The request:
Go through the records underneath and write each one out again exactly.

## Start Data for this task

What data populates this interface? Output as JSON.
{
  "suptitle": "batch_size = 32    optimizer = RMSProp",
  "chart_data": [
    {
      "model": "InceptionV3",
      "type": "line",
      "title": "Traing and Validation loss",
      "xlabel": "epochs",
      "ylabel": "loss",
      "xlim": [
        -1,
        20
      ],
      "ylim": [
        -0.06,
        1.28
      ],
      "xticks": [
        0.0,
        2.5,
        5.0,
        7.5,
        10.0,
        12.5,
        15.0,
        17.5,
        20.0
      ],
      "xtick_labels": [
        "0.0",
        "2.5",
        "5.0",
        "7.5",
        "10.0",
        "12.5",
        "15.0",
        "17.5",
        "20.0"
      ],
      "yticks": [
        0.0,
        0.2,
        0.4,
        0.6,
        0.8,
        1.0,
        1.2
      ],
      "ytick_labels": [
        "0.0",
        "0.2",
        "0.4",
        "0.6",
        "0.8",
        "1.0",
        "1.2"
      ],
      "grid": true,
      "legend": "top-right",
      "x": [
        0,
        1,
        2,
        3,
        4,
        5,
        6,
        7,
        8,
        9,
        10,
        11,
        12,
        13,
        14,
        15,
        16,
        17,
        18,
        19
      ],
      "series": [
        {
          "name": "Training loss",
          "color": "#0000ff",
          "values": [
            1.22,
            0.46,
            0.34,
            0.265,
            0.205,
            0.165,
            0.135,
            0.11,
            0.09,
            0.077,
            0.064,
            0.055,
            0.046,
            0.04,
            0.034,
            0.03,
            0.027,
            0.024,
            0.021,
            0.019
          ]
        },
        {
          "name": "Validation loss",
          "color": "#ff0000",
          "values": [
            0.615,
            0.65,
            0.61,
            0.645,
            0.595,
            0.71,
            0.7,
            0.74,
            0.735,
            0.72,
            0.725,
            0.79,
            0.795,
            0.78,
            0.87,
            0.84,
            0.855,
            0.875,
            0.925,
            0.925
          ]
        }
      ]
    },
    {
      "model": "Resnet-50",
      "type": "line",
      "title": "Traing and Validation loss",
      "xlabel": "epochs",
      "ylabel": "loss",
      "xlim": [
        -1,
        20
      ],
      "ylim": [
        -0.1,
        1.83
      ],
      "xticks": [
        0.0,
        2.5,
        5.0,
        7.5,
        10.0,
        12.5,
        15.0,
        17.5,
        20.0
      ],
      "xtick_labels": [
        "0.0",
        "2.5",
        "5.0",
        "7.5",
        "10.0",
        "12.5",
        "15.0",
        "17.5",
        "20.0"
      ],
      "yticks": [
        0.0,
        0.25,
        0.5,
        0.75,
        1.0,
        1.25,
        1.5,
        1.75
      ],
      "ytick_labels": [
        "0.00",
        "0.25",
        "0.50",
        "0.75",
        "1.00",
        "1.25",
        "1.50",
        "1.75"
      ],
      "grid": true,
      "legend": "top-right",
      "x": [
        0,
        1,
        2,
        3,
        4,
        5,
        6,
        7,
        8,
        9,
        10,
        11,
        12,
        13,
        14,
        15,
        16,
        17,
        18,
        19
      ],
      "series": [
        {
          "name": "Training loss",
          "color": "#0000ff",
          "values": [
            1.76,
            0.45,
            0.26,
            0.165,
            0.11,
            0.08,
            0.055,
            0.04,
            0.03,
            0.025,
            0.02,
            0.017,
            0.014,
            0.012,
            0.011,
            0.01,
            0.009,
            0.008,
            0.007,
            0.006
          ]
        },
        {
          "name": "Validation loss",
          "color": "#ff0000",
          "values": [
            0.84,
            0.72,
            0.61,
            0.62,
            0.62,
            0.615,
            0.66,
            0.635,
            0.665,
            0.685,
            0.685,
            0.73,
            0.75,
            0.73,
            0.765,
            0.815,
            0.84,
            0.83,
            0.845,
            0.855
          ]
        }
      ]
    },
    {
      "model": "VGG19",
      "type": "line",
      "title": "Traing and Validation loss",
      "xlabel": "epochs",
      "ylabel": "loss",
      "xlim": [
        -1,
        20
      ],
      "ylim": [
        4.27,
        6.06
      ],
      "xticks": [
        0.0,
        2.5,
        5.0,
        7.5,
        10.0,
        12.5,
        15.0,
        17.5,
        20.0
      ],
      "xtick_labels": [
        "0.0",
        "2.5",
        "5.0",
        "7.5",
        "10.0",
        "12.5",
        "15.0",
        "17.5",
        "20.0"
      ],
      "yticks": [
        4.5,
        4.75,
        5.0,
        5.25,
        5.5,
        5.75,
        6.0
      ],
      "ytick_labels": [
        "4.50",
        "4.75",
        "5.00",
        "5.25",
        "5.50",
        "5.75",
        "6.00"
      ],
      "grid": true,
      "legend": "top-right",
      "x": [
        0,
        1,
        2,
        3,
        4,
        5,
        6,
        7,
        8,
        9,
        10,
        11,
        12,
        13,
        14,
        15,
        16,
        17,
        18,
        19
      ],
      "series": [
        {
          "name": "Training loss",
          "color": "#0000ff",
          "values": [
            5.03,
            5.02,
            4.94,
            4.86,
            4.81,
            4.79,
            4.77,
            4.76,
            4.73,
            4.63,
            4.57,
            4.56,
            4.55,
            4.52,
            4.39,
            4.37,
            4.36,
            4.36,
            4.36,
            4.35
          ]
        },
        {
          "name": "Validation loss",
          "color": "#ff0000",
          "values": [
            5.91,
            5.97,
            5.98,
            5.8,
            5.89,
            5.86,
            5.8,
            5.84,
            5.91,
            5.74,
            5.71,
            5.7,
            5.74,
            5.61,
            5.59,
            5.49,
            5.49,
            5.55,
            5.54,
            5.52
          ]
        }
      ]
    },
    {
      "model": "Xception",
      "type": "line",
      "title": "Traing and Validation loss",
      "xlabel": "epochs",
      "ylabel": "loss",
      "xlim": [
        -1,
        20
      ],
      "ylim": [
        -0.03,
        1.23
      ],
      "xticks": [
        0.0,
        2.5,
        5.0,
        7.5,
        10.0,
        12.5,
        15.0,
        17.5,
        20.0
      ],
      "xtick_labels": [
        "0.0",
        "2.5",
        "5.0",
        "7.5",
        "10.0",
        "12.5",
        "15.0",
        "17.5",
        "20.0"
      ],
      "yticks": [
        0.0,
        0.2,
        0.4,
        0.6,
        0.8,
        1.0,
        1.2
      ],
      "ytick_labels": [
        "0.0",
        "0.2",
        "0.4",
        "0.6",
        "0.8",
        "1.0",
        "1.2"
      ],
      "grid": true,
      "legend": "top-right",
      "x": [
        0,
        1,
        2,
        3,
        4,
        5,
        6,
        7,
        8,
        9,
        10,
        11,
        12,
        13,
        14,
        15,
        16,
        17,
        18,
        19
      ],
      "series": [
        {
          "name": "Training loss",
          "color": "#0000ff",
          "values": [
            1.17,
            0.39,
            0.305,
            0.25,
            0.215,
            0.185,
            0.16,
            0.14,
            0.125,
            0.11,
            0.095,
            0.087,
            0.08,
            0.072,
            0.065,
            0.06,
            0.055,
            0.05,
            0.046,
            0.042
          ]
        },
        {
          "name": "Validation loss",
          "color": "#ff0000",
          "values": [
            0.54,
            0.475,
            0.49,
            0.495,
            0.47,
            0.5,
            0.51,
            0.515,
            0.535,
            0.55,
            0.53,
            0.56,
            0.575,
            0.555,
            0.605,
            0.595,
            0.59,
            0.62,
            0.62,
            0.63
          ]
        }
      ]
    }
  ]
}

## End Data for this task

Full answer:
What data populates this interface? Output as JSON.
{
  "suptitle": "batch_size = 32    optimizer = RMSProp",
  "chart_data": [
    {
      "model": "InceptionV3",
      "type": "line",
      "title": "Traing and Validation loss",
      "xlabel": "epochs",
      "ylabel": "loss",
      "xlim": [
        -1,
        20
      ],
      "ylim": [
        -0.06,
        1.28
      ],
      "xticks": [
        0.0,
        2.5,
        5.0,
        7.5,
        10.0,
        12.5,
        15.0,
        17.5,
        20.0
      ],
      "xtick_labels": [
        "0.0",
        "2.5",
        "5.0",
        "7.5",
        "10.0",
        "12.5",
        "15.0",
        "17.5",
        "20.0"
      ],
      "yticks": [
        0.0,
        0.2,
        0.4,
        0.6,
        0.8,
        1.0,
        1.2
      ],
      "ytick_labels": [
        "0.0",
        "0.2",
        "0.4",
        "0.6",
        "0.8",
        "1.0",
        "1.2"
      ],
      "grid": true,
      "legend": "top-right",
      "x": [
        0,
        1,
        2,
        3,
        4,
        5,
        6,
        7,
        8,
        9,
        10,
        11,
        12,
        13,
        14,
        15,
        16,
        17,
        18,
        19
      ],
      "series": [
        {
          "name": "Training loss",
          "color": "#0000ff",
          "values": [
            1.22,
            0.46,
            0.34,
            0.265,
            0.205,
            0.165,
            0.135,
            0.11,
            0.09,
            0.077,
            0.064,
            0.055,
            0.046,
            0.04,
            0.034,
            0.03,
            0.027,
            0.024,
            0.021,
            0.019
          ]
        },
        {
          "name": "Validation loss",
          "color": "#ff0000",
          "values": [
            0.615,
            0.65,
            0.61,
            0.645,
            0.595,
            0.71,
            0.7,
            0.74,
            0.735,
            0.72,
            0.725,
            0.79,
            0.795,
            0.78,
            0.87,
            0.84,
            0.855,
            0.875,
            0.925,
            0.925
          ]
        }
      ]
    },
    {
      "model": "Resnet-50",
      "type": "line",
      "title": "Traing and Validation loss",
      "xlabel": "epochs",
      "ylabel": "loss",
      "xlim": [
        -1,
        20
      ],
      "ylim": [
        -0.1,
        1.83
      ],
      "xticks": [
        0.0,
        2.5,
        5.0,
        7.5,
        10.0,
        12.5,
        15.0,
        17.5,
        20.0
      ],
      "xtick_labels": [
        "0.0",
        "2.5",
        "5.0",
        "7.5",
        "10.0",
        "12.5",
        "15.0",
        "17.5",
        "20.0"
      ],
      "yticks": [
        0.0,
        0.25,
        0.5,
        0.75,
        1.0,
        1.25,
        1.5,
        1.75
      ],
      "ytick_labels": [
        "0.00",
        "0.25",
        "0.50",
        "0.75",
        "1.00",
        "1.25",
        "1.50",
        "1.75"
      ],
      "grid": true,
      "legend": "top-right",
      "x": [
        0,
        1,
        2,
        3,
        4,
        5,
        6,
        7,
        8,
        9,
        10,
        11,
        12,
        13,
        14,
        15,
        16,
        17,
        18,
        19
      ],
      "series": [
        {
          "name": "Training loss",
          "color": "#0000ff",
          "values": [
            1.76,
            0.45,
            0.26,
            0.165,
            0.11,
            0.08,
            0.055,
            0.04,
            0.03,
            0.025,
            0.02,
            0.017,
            0.014,
            0.012,
            0.011,
            0.01,
            0.009,
            0.008,
            0.007,
            0.006
          ]
        },
        {
          "name": "Validation loss",
          "color": "#ff0000",
          "values": [
            0.84,
            0.72,
            0.61,
            0.62,
            0.62,
            0.615,
            0.66,
            0.635,
            0.665,
            0.685,
            0.685,
            0.73,
            0.75,
            0.73,
            0.765,
            0.815,
            0.84,
            0.83,
            0.845,
            0.855
          ]
        }
      ]
    },
    {
      "model": "VGG19",
      "type": "line",
      "title": "Traing and Validation loss",
      "xlabel": "epochs",
      "ylabel": "loss",
      "xlim": [
        -1,
        20
      ],
      "ylim": [
        4.27,
        6.06
      ],
      "xticks": [
        0.0,
        2.5,
        5.0,
        7.5,
        10.0,
        12.5,
        15.0,
        17.5,
        20.0
      ],
      "xtick_labels": [
        "0.0",
        "2.5",
        "5.0",
        "7.5",
        "10.0",
        "12.5",
        "15.0",
        "17.5",
        "20.0"
      ],
      "yticks": [
        4.5,
        4.75,
        5.0,
        5.25,
        5.5,
        5.75,
        6.0
      ],
      "ytick_labels": [
        "4.50",
        "4.75",
        "5.00",
        "5.25",
        "5.50",
        "5.75",
        "6.00"
      ],
      "grid": true,
      "legend": "top-right",
      "x": [
        0,
        1,
        2,
        3,
        4,
        5,
        6,
        7,
        8,
        9,
        10,
        11,
        12,
        13,
        14,
        15,
        16,
        17,
        18,
        19
      ],
      "series": [
        {
          "name": "Training loss",
          "color": "#0000ff",
          "values": [
            5.03,
            5.02,
            4.94,
            4.86,
            4.81,
            4.79,
            4.77,
            4.76,
            4.73,
            4.63,
            4.57,
            4.56,
            4.55,
            4.52,
            4.39,
            4.37,
            4.36,
            4.36,
            4.36,
            4.35
          ]
        },
        {
          "name": "Validation loss",
          "color": "#ff0000",
          "values": [
            5.91,
            5.97,
            5.98,
            5.8,
            5.89,
            5.86,
            5.8,
            5.84,
            5.91,
            5.74,
            5.71,
            5.7,
            5.74,
            5.61,
            5.59,
            5.49,
            5.49,
            5.55,
            5.54,
            5.52
          ]
        }
      ]
    },
    {
      "model": "Xception",
      "type": "line",
      "title": "Traing and Validation loss",
      "xlabel": "epochs",
      "ylabel": "loss",
      "xlim": [
        -1,
        20
      ],
      "ylim": [
        -0.03,
        1.23
      ],
      "xticks": [
        0.0,
        2.5,
        5.0,
        7.5,
        10.0,
        12.5,
        15.0,
        17.5,
        20.0
      ],
      "xtick_labels": [
        "0.0",
        "2.5",
        "5.0",
        "7.5",
        "10.0",
        "12.5",
        "15.0",
        "17.5",
        "20.0"
      ],
      "yticks": [
        0.0,
        0.2,
        0.4,
        0.6,
        0.8,
        1.0,
        1.2
      ],
      "ytick_labels": [
        "0.0",
        "0.2",
        "0.4",
        "0.6",
        "0.8",
        "1.0",
        "1.2"
      ],
      "grid": true,
      "legend": "top-right",
      "x": [
        0,
        1,
        2,
        3,
        4,
        5,
        6,
        7,
        8,
        9,
        10,
        11,
        12,
        13,
        14,
        15,
        16,
        17,
        18,
        19
      ],
      "series": [
        {
          "name": "Training loss",
          "color": "#0000ff",
          "values": [
            1.17,
            0.39,
            0.305,
            0.25,
            0.215,
            0.185,
            0.16,
            0.14,
            0.125,
            0.11,
            0.095,
            0.087,
            0.08,
            0.072,
            0.065,
            0.06,
            0.055,
            0.05,
            0.046,
            0.042
          ]
        },
        {
          "name": "Validation loss",
          "color": "#ff0000",
          "values": [
            0.54,
            0.475,
            0.49,
            0.495,
            0.47,
            0.5,
            0.51,
            0.515,
            0.535,
            0.55,
            0.53,
            0.56,
            0.575,
            0.555,
            0.605,
            0.595,
            0.59,
            0.62,
            0.62,
            0.63
          ]
        }
      ]
    }
  ]
}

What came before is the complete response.